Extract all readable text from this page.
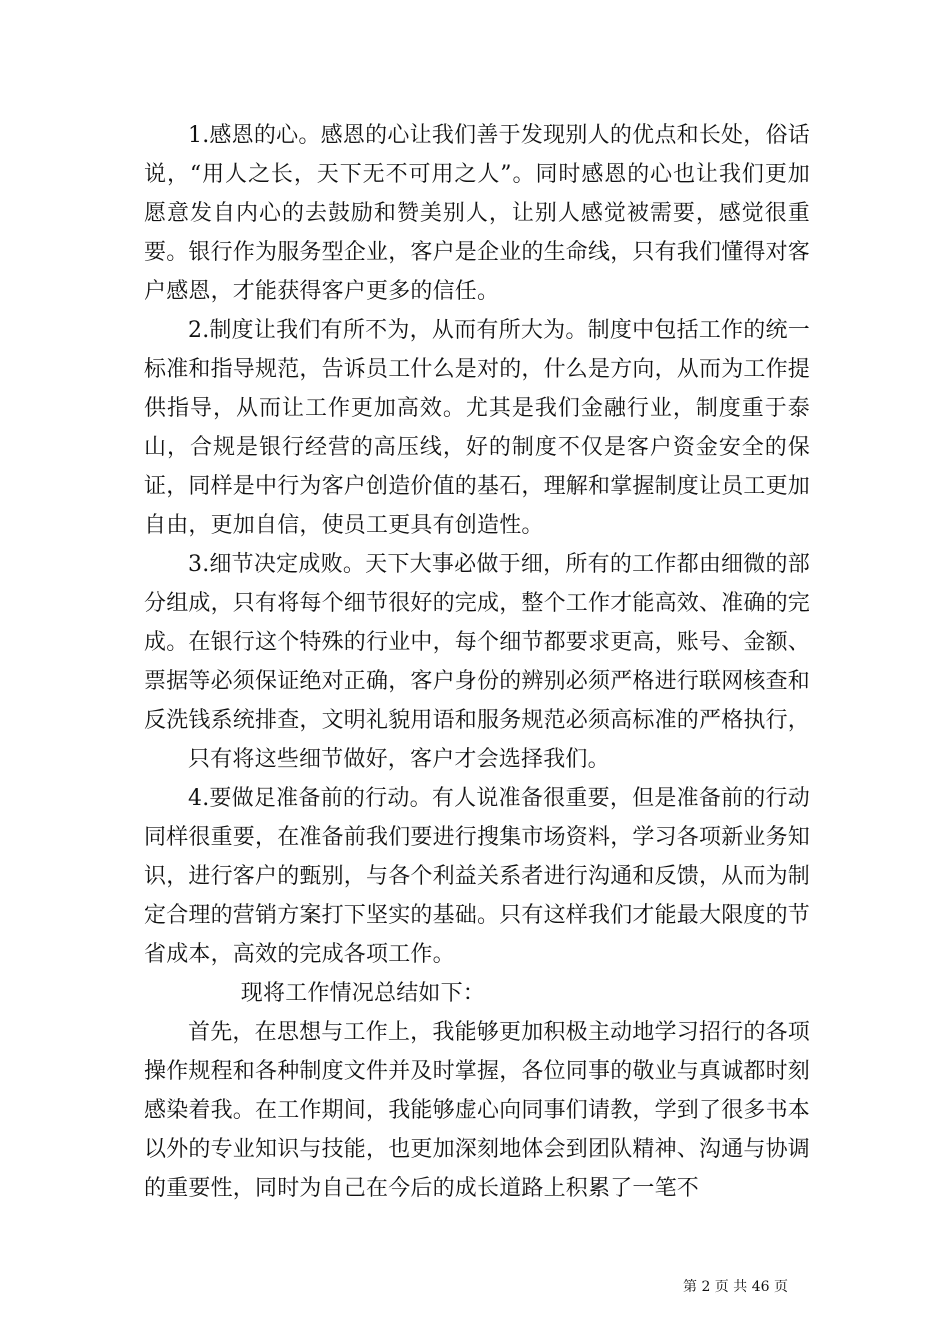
1.感恩的心。感恩的心让我们善于发现别人的优点和长处，俗话说，“用人之长，天下无不可用之人”。同时感恩的心也让我们更加愿意发自内心的去鼓励和赞美别人，让别人感觉被需要，感觉很重要。银行作为服务型企业，客户是企业的生命线，只有我们懂得对客户感恩，才能获得客户更多的信任。

2.制度让我们有所不为，从而有所大为。制度中包括工作的统一标准和指导规范，告诉员工什么是对的，什么是方向，从而为工作提供指导，从而让工作更加高效。尤其是我们金融行业，制度重于泰山，合规是银行经营的高压线，好的制度不仅是客户资金安全的保证，同样是中行为客户创造价值的基石，理解和掌握制度让员工更加自由，更加自信，使员工更具有创造性。

3.细节决定成败。天下大事必做于细，所有的工作都由细微的部分组成，只有将每个细节很好的完成，整个工作才能高效、准确的完成。在银行这个特殊的行业中，每个细节都要求更高，账号、金额、票据等必须保证绝对正确，客户身份的辨别必须严格进行联网核查和反洗钱系统排查，文明礼貌用语和服务规范必须高标准的严格执行，

只有将这些细节做好，客户才会选择我们。

4.要做足准备前的行动。有人说准备很重要，但是准备前的行动同样很重要，在准备前我们要进行搜集市场资料，学习各项新业务知识，进行客户的甄别，与各个利益关系者进行沟通和反馈，从而为制定合理的营销方案打下坚实的基础。只有这样我们才能最大限度的节省成本，高效的完成各项工作。

现将工作情况总结如下：

首先，在思想与工作上，我能够更加积极主动地学习招行的各项操作规程和各种制度文件并及时掌握，各位同事的敬业与真诚都时刻感染着我。在工作期间，我能够虚心向同事们请教，学到了很多书本以外的专业知识与技能，也更加深刻地体会到团队精神、沟通与协调的重要性，同时为自己在今后的成长道路上积累了一笔不

第 2 页 共 46 页
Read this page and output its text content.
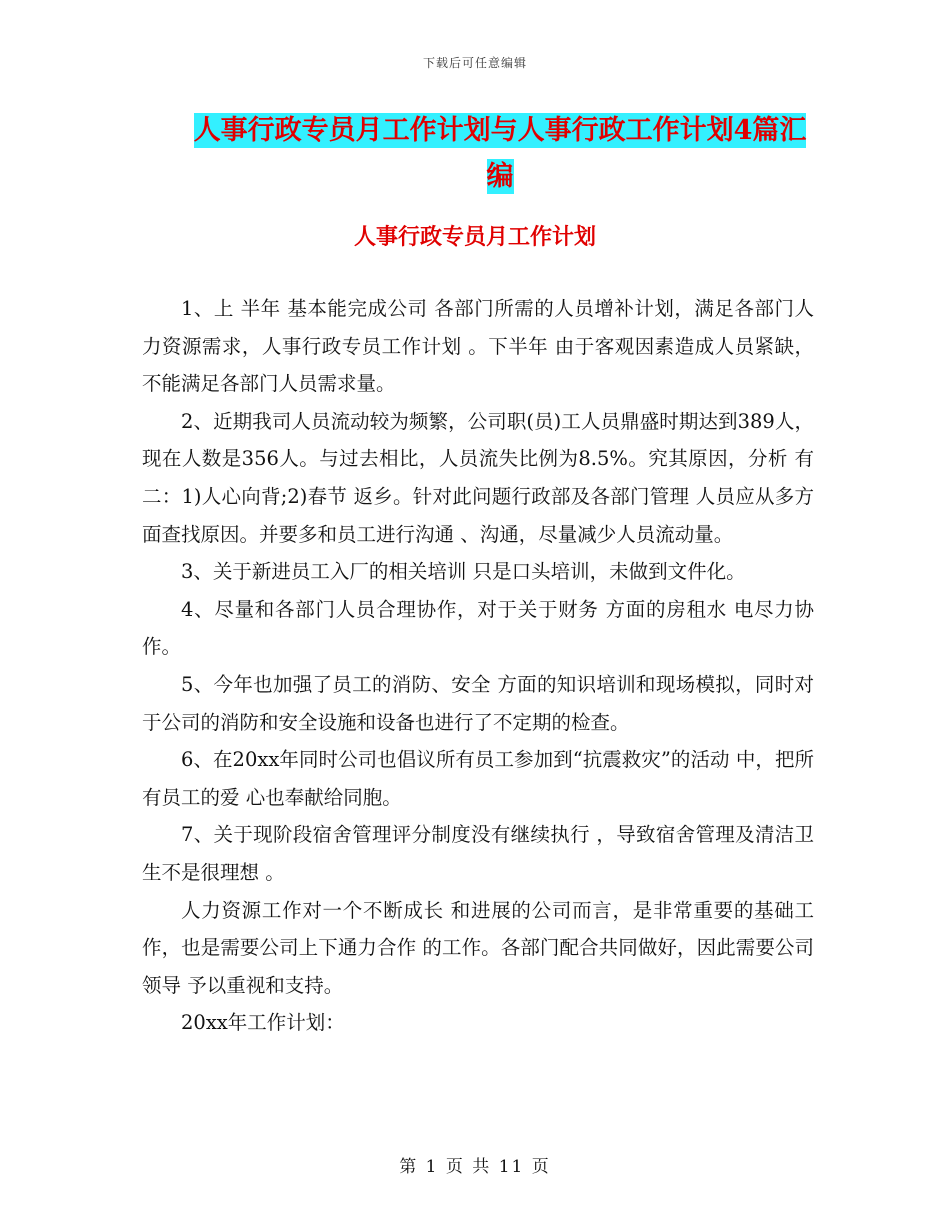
下载后可任意编辑
人事行政专员月工作计划与人事行政工作计划4篇汇编
人事行政专员月工作计划

1、上 半年 基本能完成公司 各部门所需的人员增补计划，满足各部门人力资源需求，人事行政专员工作计划 。下半年 由于客观因素造成人员紧缺，不能满足各部门人员需求量。

2、近期我司人员流动较为频繁，公司职(员)工人员鼎盛时期达到389人，现在人数是356人。与过去相比，人员流失比例为8.5%。究其原因，分析 有二：1)人心向背;2)春节 返乡。针对此问题行政部及各部门管理 人员应从多方面查找原因。并要多和员工进行沟通 、沟通，尽量减少人员流动量。

3、关于新进员工入厂的相关培训 只是口头培训，未做到文件化。

4、尽量和各部门人员合理协作，对于关于财务 方面的房租水 电尽力协作。

5、今年也加强了员工的消防、安全 方面的知识培训和现场模拟，同时对于公司的消防和安全设施和设备也进行了不定期的检查。

6、在20xx年同时公司也倡议所有员工参加到“抗震救灾”的活动 中，把所有员工的爱 心也奉献给同胞。

7、关于现阶段宿舍管理评分制度没有继续执行 ，导致宿舍管理及清洁卫生不是很理想 。

人力资源工作对一个不断成长 和进展的公司而言，是非常重要的基础工作，也是需要公司上下通力合作 的工作。各部门配合共同做好，因此需要公司领导 予以重视和支持。

20xx年工作计划：

第 1 页 共 11 页
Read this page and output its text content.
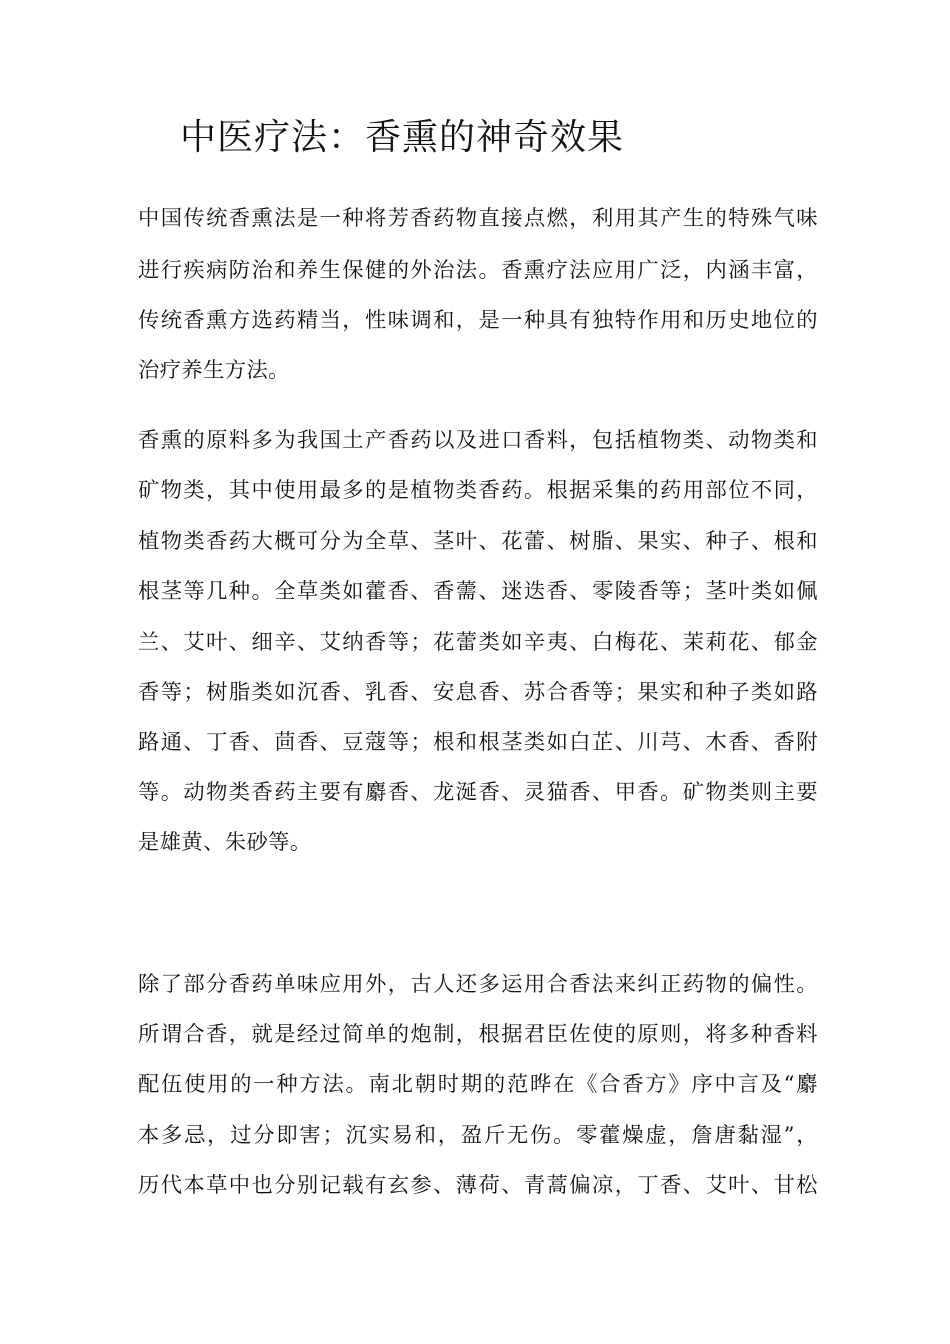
中医疗法：香熏的神奇效果
中国传统香熏法是一种将芳香药物直接点燃，利用其产生的特殊气味
进行疾病防治和养生保健的外治法。香熏疗法应用广泛，内涵丰富，
传统香熏方选药精当，性味调和，是一种具有独特作用和历史地位的
治疗养生方法。
香熏的原料多为我国土产香药以及进口香料，包括植物类、动物类和
矿物类，其中使用最多的是植物类香药。根据采集的药用部位不同，
植物类香药大概可分为全草、茎叶、花蕾、树脂、果实、种子、根和
根茎等几种。全草类如藿香、香薷、迷迭香、零陵香等；茎叶类如佩
兰、艾叶、细辛、艾纳香等；花蕾类如辛夷、白梅花、茉莉花、郁金
香等；树脂类如沉香、乳香、安息香、苏合香等；果实和种子类如路
路通、丁香、茴香、豆蔻等；根和根茎类如白芷、川芎、木香、香附
等。动物类香药主要有麝香、龙涎香、灵猫香、甲香。矿物类则主要
是雄黄、朱砂等。
除了部分香药单味应用外，古人还多运用合香法来纠正药物的偏性。
所谓合香，就是经过简单的炮制，根据君臣佐使的原则，将多种香料
配伍使用的一种方法。南北朝时期的范晔在《合香方》序中言及“麝
本多忌，过分即害；沉实易和，盈斤无伤。零藿燥虚，詹唐黏湿”，
历代本草中也分别记载有玄参、薄荷、青蒿偏凉，丁香、艾叶、甘松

--*--

• **Problem details**: Each record above should be copied character for character, with pictures dropped.

• **Right answer**:
Extract all readable text from this page.
1.感恩的心。感恩的心让我们善于发现别人的优点和长处，俗话说，“用人之长，天下无不可用之人”。同时感恩的心也让我们更加愿意发自内心的去鼓励和赞美别人，让别人感觉被需要，感觉很重要。银行作为服务型企业，客户是企业的生命线，只有我们懂得对客户感恩，才能获得客户更多的信任。

2.制度让我们有所不为，从而有所大为。制度中包括工作的统一标准和指导规范，告诉员工什么是对的，什么是方向，从而为工作提供指导，从而让工作更加高效。尤其是我们金融行业，制度重于泰山，合规是银行经营的高压线，好的制度不仅是客户资金安全的保证，同样是中行为客户创造价值的基石，理解和掌握制度让员工更加自由，更加自信，使员工更具有创造性。

3.细节决定成败。天下大事必做于细，所有的工作都由细微的部分组成，只有将每个细节很好的完成，整个工作才能高效、准确的完成。在银行这个特殊的行业中，每个细节都要求更高，账号、金额、票据等必须保证绝对正确，客户身份的辨别必须严格进行联网核查和反洗钱系统排查，文明礼貌用语和服务规范必须高标准的严格执行，

只有将这些细节做好，客户才会选择我们。

4.要做足准备前的行动。有人说准备很重要，但是准备前的行动同样很重要，在准备前我们要进行搜集市场资料，学习各项新业务知识，进行客户的甄别，与各个利益关系者进行沟通和反馈，从而为制定合理的营销方案打下坚实的基础。只有这样我们才能最大限度的节省成本，高效的完成各项工作。

现将工作情况总结如下：

首先，在思想与工作上，我能够更加积极主动地学习招行的各项操作规程和各种制度文件并及时掌握，各位同事的敬业与真诚都时刻感染着我。在工作期间，我能够虚心向同事们请教，学到了很多书本以外的专业知识与技能，也更加深刻地体会到团队精神、沟通与协调的重要性，同时为自己在今后的成长道路上积累了一笔不

第 2 页 共 46 页
Read this page and output its text content.
下载后可任意编辑
人事行政专员月工作计划与人事行政工作计划4篇汇编
人事行政专员月工作计划

1、上 半年 基本能完成公司 各部门所需的人员增补计划，满足各部门人力资源需求，人事行政专员工作计划 。下半年 由于客观因素造成人员紧缺，不能满足各部门人员需求量。

2、近期我司人员流动较为频繁，公司职(员)工人员鼎盛时期达到389人，现在人数是356人。与过去相比，人员流失比例为8.5%。究其原因，分析 有二：1)人心向背;2)春节 返乡。针对此问题行政部及各部门管理 人员应从多方面查找原因。并要多和员工进行沟通 、沟通，尽量减少人员流动量。

3、关于新进员工入厂的相关培训 只是口头培训，未做到文件化。

4、尽量和各部门人员合理协作，对于关于财务 方面的房租水 电尽力协作。

5、今年也加强了员工的消防、安全 方面的知识培训和现场模拟，同时对于公司的消防和安全设施和设备也进行了不定期的检查。

6、在20xx年同时公司也倡议所有员工参加到“抗震救灾”的活动 中，把所有员工的爱 心也奉献给同胞。

7、关于现阶段宿舍管理评分制度没有继续执行 ，导致宿舍管理及清洁卫生不是很理想 。

人力资源工作对一个不断成长 和进展的公司而言，是非常重要的基础工作，也是需要公司上下通力合作 的工作。各部门配合共同做好，因此需要公司领导 予以重视和支持。

20xx年工作计划：

第 1 页 共 11 页
Read this page and output its text content.
中医疗法：香熏的神奇效果
中国传统香熏法是一种将芳香药物直接点燃，利用其产生的特殊气味
进行疾病防治和养生保健的外治法。香熏疗法应用广泛，内涵丰富，
传统香熏方选药精当，性味调和，是一种具有独特作用和历史地位的
治疗养生方法。
香熏的原料多为我国土产香药以及进口香料，包括植物类、动物类和
矿物类，其中使用最多的是植物类香药。根据采集的药用部位不同，
植物类香药大概可分为全草、茎叶、花蕾、树脂、果实、种子、根和
根茎等几种。全草类如藿香、香薷、迷迭香、零陵香等；茎叶类如佩
兰、艾叶、细辛、艾纳香等；花蕾类如辛夷、白梅花、茉莉花、郁金
香等；树脂类如沉香、乳香、安息香、苏合香等；果实和种子类如路
路通、丁香、茴香、豆蔻等；根和根茎类如白芷、川芎、木香、香附
等。动物类香药主要有麝香、龙涎香、灵猫香、甲香。矿物类则主要
是雄黄、朱砂等。
除了部分香药单味应用外，古人还多运用合香法来纠正药物的偏性。
所谓合香，就是经过简单的炮制，根据君臣佐使的原则，将多种香料
配伍使用的一种方法。南北朝时期的范晔在《合香方》序中言及“麝
本多忌，过分即害；沉实易和，盈斤无伤。零藿燥虚，詹唐黏湿”，
历代本草中也分别记载有玄参、薄荷、青蒿偏凉，丁香、艾叶、甘松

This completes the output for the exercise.